──────── Records shown ────────
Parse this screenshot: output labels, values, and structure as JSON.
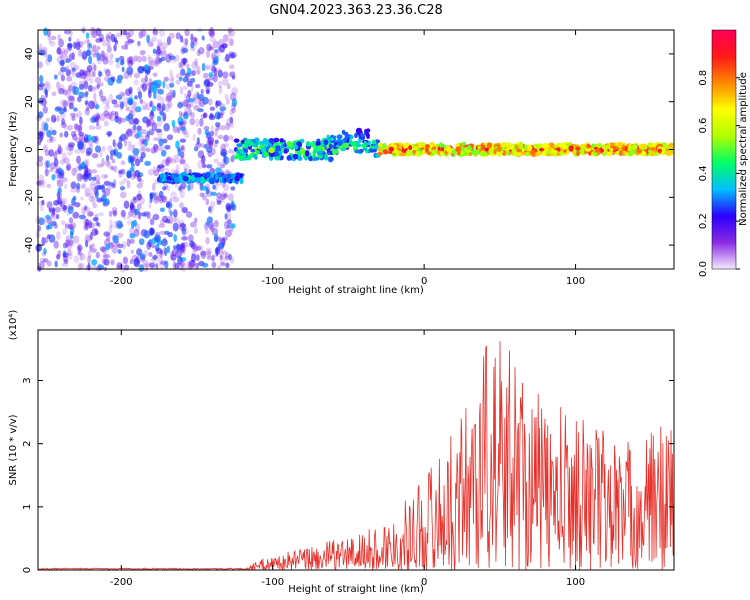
{
  "chart_data": [
    {
      "type": "heatmap",
      "title": "GN04.2023.363.23.36.C28",
      "xlabel": "Height of straight line (km)",
      "ylabel": "Frequency (Hz)",
      "xlim": [
        -255,
        165
      ],
      "ylim": [
        -50,
        50
      ],
      "xticks": [
        -200,
        -100,
        0,
        100
      ],
      "yticks": [
        -40,
        -20,
        0,
        20,
        40
      ],
      "colorbar": {
        "label": "Normalized spectral amplitude",
        "range": [
          0.0,
          1.0
        ],
        "ticks": [
          0.0,
          0.2,
          0.4,
          0.6,
          0.8
        ],
        "tick_labels": [
          "0.0",
          "0.2",
          "0.4",
          "0.6",
          "0.8"
        ],
        "colors": [
          "#f4eaff",
          "#8a2be2",
          "#2a00ff",
          "#00bfff",
          "#00ff66",
          "#b0ff00",
          "#ffff00",
          "#ff8800",
          "#ff1a1a",
          "#ff0055"
        ]
      },
      "features": [
        {
          "kind": "noise",
          "x_range": [
            -255,
            -125
          ],
          "freq_range": [
            -50,
            50
          ],
          "amplitude": [
            0.0,
            0.25
          ]
        },
        {
          "kind": "track",
          "x_range": [
            -175,
            -120
          ],
          "freq": -12,
          "amplitude": [
            0.2,
            0.45
          ]
        },
        {
          "kind": "track",
          "x_range": [
            -125,
            -30
          ],
          "freq": 0,
          "spread": 4,
          "amplitude": [
            0.2,
            0.6
          ]
        },
        {
          "kind": "track",
          "x_range": [
            -30,
            165
          ],
          "freq": 0,
          "spread": 2,
          "amplitude": [
            0.5,
            1.0
          ]
        }
      ]
    },
    {
      "type": "line",
      "xlabel": "Height of straight line (km)",
      "ylabel": "SNR (10 * v/v)",
      "y_multiplier": "(x10⁴)",
      "xlim": [
        -255,
        165
      ],
      "ylim": [
        0,
        3.8
      ],
      "xticks": [
        -200,
        -100,
        0,
        100
      ],
      "yticks": [
        0,
        1,
        2,
        3
      ],
      "color": "#e8302a",
      "envelope": [
        {
          "x": -255,
          "y": 0.02
        },
        {
          "x": -120,
          "y": 0.03
        },
        {
          "x": -105,
          "y": 0.2
        },
        {
          "x": -80,
          "y": 0.35
        },
        {
          "x": -50,
          "y": 0.55
        },
        {
          "x": -30,
          "y": 0.7
        },
        {
          "x": -15,
          "y": 1.0
        },
        {
          "x": 0,
          "y": 1.6
        },
        {
          "x": 20,
          "y": 2.2
        },
        {
          "x": 40,
          "y": 3.8
        },
        {
          "x": 60,
          "y": 3.6
        },
        {
          "x": 80,
          "y": 2.6
        },
        {
          "x": 100,
          "y": 2.6
        },
        {
          "x": 120,
          "y": 2.3
        },
        {
          "x": 140,
          "y": 2.0
        },
        {
          "x": 165,
          "y": 2.6
        }
      ]
    }
  ]
}
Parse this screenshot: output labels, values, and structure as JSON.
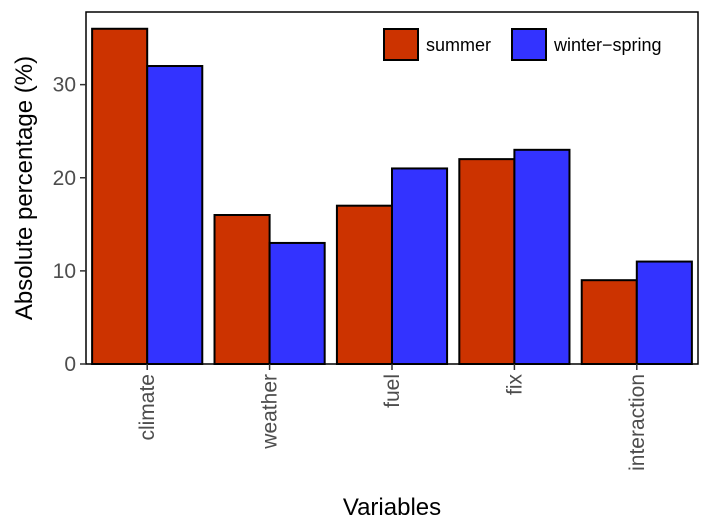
{
  "chart_data": {
    "type": "bar",
    "title": "",
    "xlabel": "Variables",
    "ylabel": "Absolute percentage (%)",
    "categories": [
      "climate",
      "weather",
      "fuel",
      "fix",
      "interaction"
    ],
    "series": [
      {
        "name": "summer",
        "values": [
          36,
          16,
          17,
          22,
          9
        ],
        "color": "#cc3300"
      },
      {
        "name": "winter−spring",
        "values": [
          32,
          13,
          21,
          23,
          11
        ],
        "color": "#3333ff"
      }
    ],
    "ylim": [
      0,
      37.8
    ],
    "yticks": [
      0,
      10,
      20,
      30
    ],
    "grid": false,
    "legend_position": "top-right",
    "x_tick_rotation": "vertical"
  }
}
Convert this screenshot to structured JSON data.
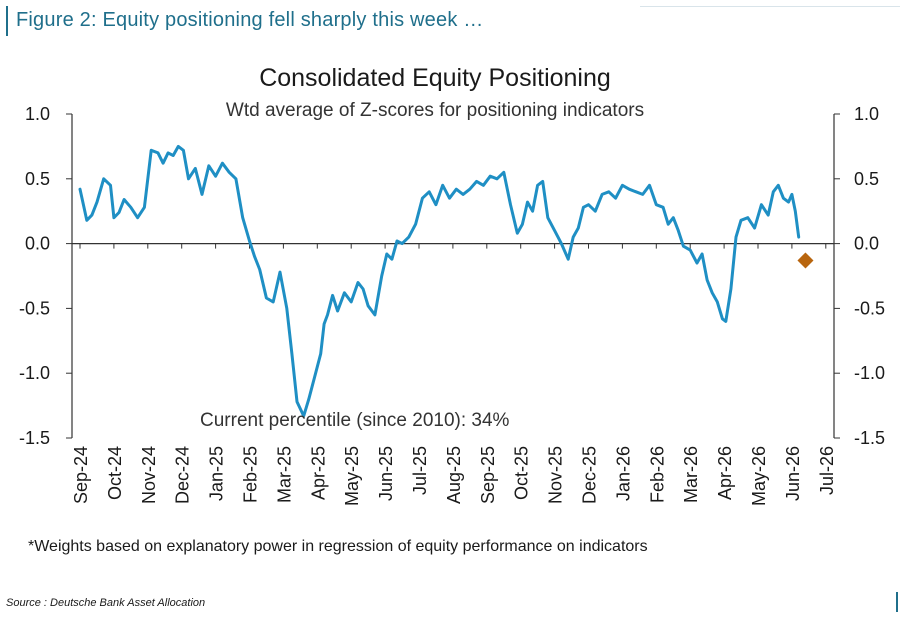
{
  "figure": {
    "heading": "Figure 2: Equity positioning fell sharply this week …",
    "footnote": "*Weights based on explanatory power in regression of equity performance on indicators",
    "source": "Source : Deutsche Bank Asset Allocation"
  },
  "colors": {
    "heading": "#1f6f8b",
    "series_line": "#1f8fc4",
    "marker": "#b8650e",
    "axis": "#333333"
  },
  "chart_data": {
    "type": "line",
    "title": "Consolidated Equity Positioning",
    "subtitle": "Wtd average of Z-scores for positioning indicators",
    "annotation": "Current percentile (since 2010): 34%",
    "xlabel": "",
    "ylabel": "",
    "ylim": [
      -1.5,
      1.0
    ],
    "y_ticks": [
      "1.0",
      "0.5",
      "0.0",
      "-0.5",
      "-1.0",
      "-1.5"
    ],
    "y_tick_values": [
      1.0,
      0.5,
      0.0,
      -0.5,
      -1.0,
      -1.5
    ],
    "right_axis_duplicate": true,
    "x_tick_labels": [
      "Sep-24",
      "Oct-24",
      "Nov-24",
      "Dec-24",
      "Jan-25",
      "Feb-25",
      "Mar-25",
      "Apr-25",
      "May-25",
      "Jun-25",
      "Jul-25",
      "Aug-25",
      "Sep-25",
      "Oct-25",
      "Nov-25",
      "Dec-25",
      "Jan-26",
      "Feb-26",
      "Mar-26",
      "Apr-26",
      "May-26",
      "Jun-26",
      "Jul-26"
    ],
    "grid": false,
    "legend": "none",
    "series": [
      {
        "x_unit": "month index (0 = Sep-24)",
        "x": [
          0,
          0.1,
          0.2,
          0.35,
          0.5,
          0.7,
          0.9,
          1.0,
          1.15,
          1.3,
          1.5,
          1.7,
          1.9,
          2.1,
          2.3,
          2.45,
          2.6,
          2.75,
          2.9,
          3.05,
          3.2,
          3.4,
          3.6,
          3.8,
          4.0,
          4.2,
          4.4,
          4.6,
          4.8,
          5.0,
          5.15,
          5.3,
          5.5,
          5.7,
          5.9,
          6.1,
          6.25,
          6.4,
          6.6,
          6.75,
          6.9,
          7.0,
          7.1,
          7.2,
          7.3,
          7.45,
          7.6,
          7.8,
          8.0,
          8.2,
          8.35,
          8.5,
          8.7,
          8.9,
          9.05,
          9.2,
          9.35,
          9.5,
          9.7,
          9.9,
          10.1,
          10.3,
          10.5,
          10.7,
          10.9,
          11.1,
          11.3,
          11.5,
          11.7,
          11.9,
          12.1,
          12.3,
          12.5,
          12.7,
          12.9,
          13.05,
          13.2,
          13.35,
          13.5,
          13.65,
          13.8,
          14.0,
          14.2,
          14.4,
          14.55,
          14.7,
          14.85,
          15.0,
          15.2,
          15.4,
          15.6,
          15.8,
          16.0,
          16.2,
          16.4,
          16.6,
          16.8,
          17.0,
          17.2,
          17.35,
          17.5,
          17.65,
          17.8,
          18.0,
          18.2,
          18.35,
          18.5,
          18.65,
          18.8,
          18.95,
          19.05,
          19.2,
          19.35,
          19.5,
          19.7,
          19.9,
          20.1,
          20.3,
          20.45,
          20.6,
          20.75,
          20.9,
          21.0,
          21.1,
          21.2
        ],
        "values": [
          0.42,
          0.3,
          0.18,
          0.22,
          0.32,
          0.5,
          0.45,
          0.2,
          0.24,
          0.34,
          0.28,
          0.2,
          0.28,
          0.72,
          0.7,
          0.62,
          0.7,
          0.68,
          0.75,
          0.72,
          0.5,
          0.58,
          0.38,
          0.6,
          0.52,
          0.62,
          0.55,
          0.5,
          0.2,
          0.02,
          -0.1,
          -0.2,
          -0.42,
          -0.45,
          -0.22,
          -0.5,
          -0.85,
          -1.22,
          -1.33,
          -1.2,
          -1.05,
          -0.95,
          -0.85,
          -0.62,
          -0.55,
          -0.4,
          -0.52,
          -0.38,
          -0.45,
          -0.3,
          -0.35,
          -0.48,
          -0.55,
          -0.25,
          -0.08,
          -0.12,
          0.02,
          0.0,
          0.05,
          0.15,
          0.35,
          0.4,
          0.3,
          0.45,
          0.35,
          0.42,
          0.38,
          0.42,
          0.48,
          0.45,
          0.52,
          0.5,
          0.55,
          0.3,
          0.08,
          0.15,
          0.32,
          0.25,
          0.45,
          0.48,
          0.2,
          0.1,
          0.0,
          -0.12,
          0.05,
          0.12,
          0.28,
          0.3,
          0.25,
          0.38,
          0.4,
          0.35,
          0.45,
          0.42,
          0.4,
          0.38,
          0.45,
          0.3,
          0.28,
          0.15,
          0.2,
          0.1,
          -0.02,
          -0.05,
          -0.15,
          -0.08,
          -0.28,
          -0.38,
          -0.45,
          -0.58,
          -0.6,
          -0.35,
          0.05,
          0.18,
          0.2,
          0.12,
          0.3,
          0.22,
          0.4,
          0.45,
          0.35,
          0.32,
          0.38,
          0.25,
          0.05
        ],
        "values_approximate": true
      }
    ],
    "latest_marker": {
      "x": 21.4,
      "value": -0.13,
      "shape": "diamond"
    }
  }
}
────────
Which lines of the data above contain "this"? Copy each one.

Parse this screenshot: output labels, values, and structure as JSON.
Parse this screenshot: output labels, values, and structure as JSON.
Convert this screenshot to structured JSON data.
    "heading": "Figure 2: Equity positioning fell sharply this week …",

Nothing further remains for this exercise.